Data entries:
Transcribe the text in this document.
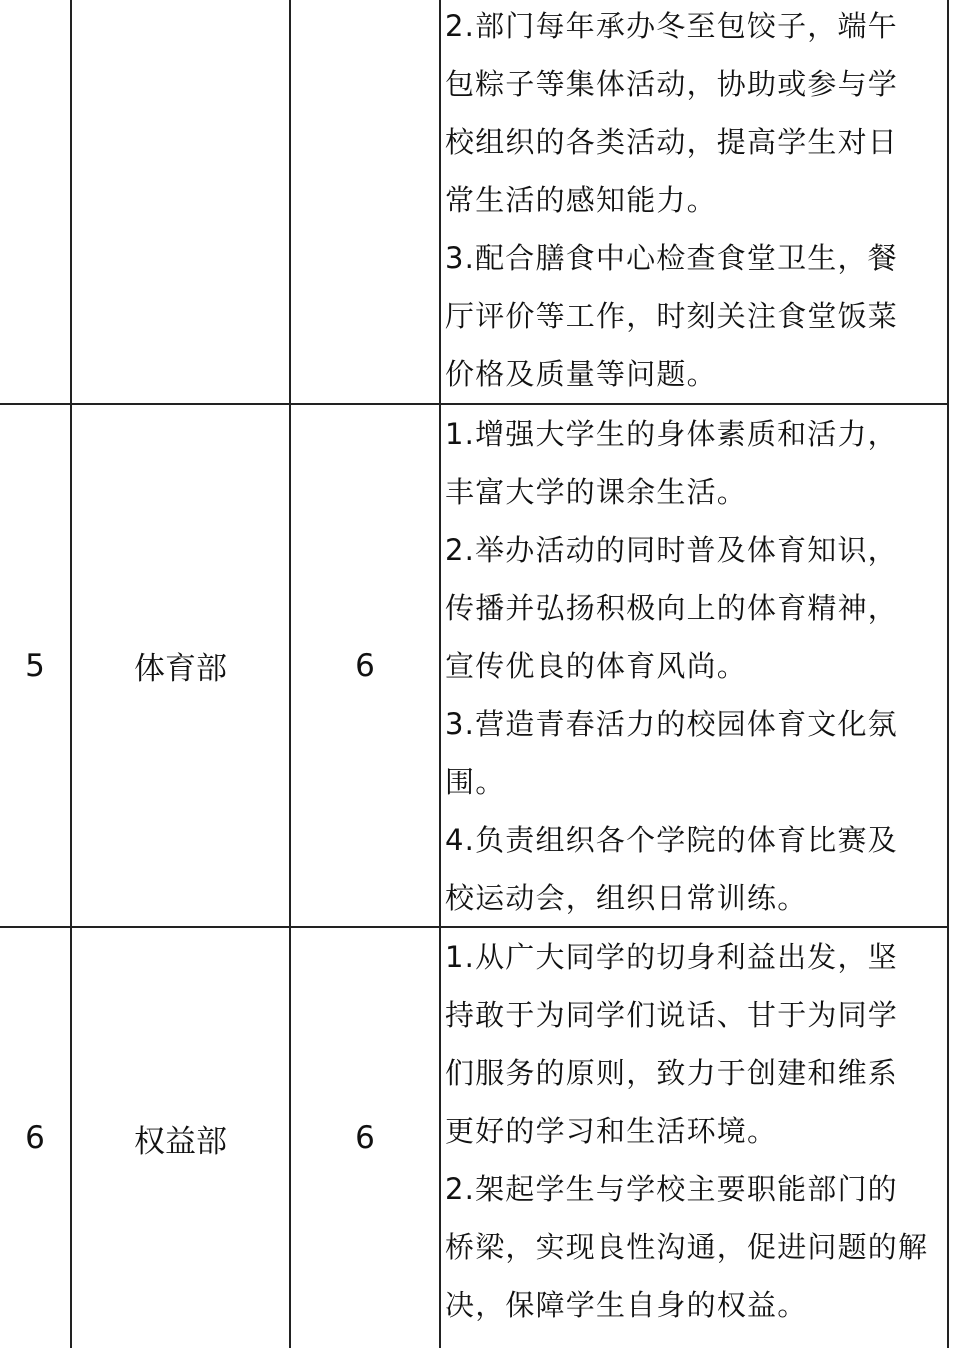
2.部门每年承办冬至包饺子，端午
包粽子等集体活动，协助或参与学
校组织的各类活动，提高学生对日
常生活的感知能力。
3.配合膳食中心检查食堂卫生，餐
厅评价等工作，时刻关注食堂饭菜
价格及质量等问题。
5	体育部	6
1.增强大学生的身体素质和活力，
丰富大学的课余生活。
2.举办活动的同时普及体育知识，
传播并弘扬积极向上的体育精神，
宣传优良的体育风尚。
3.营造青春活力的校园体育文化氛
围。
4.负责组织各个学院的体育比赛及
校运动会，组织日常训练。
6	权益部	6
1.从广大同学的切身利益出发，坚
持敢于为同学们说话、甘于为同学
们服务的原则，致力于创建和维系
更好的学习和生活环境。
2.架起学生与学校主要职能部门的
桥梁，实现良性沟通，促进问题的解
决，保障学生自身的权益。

### What is being asked
Copy each line above precisely, dropping the pictures.

### Full answer
Transcribe the text in this document.
2.部门每年承办冬至包饺子，端午
包粽子等集体活动，协助或参与学
校组织的各类活动，提高学生对日
常生活的感知能力。
3.配合膳食中心检查食堂卫生，餐
厅评价等工作，时刻关注食堂饭菜
价格及质量等问题。
5	体育部	6
1.增强大学生的身体素质和活力，
丰富大学的课余生活。
2.举办活动的同时普及体育知识，
传播并弘扬积极向上的体育精神，
宣传优良的体育风尚。
3.营造青春活力的校园体育文化氛
围。
4.负责组织各个学院的体育比赛及
校运动会，组织日常训练。
6	权益部	6
1.从广大同学的切身利益出发，坚
持敢于为同学们说话、甘于为同学
们服务的原则，致力于创建和维系
更好的学习和生活环境。
2.架起学生与学校主要职能部门的
桥梁，实现良性沟通，促进问题的解
决，保障学生自身的权益。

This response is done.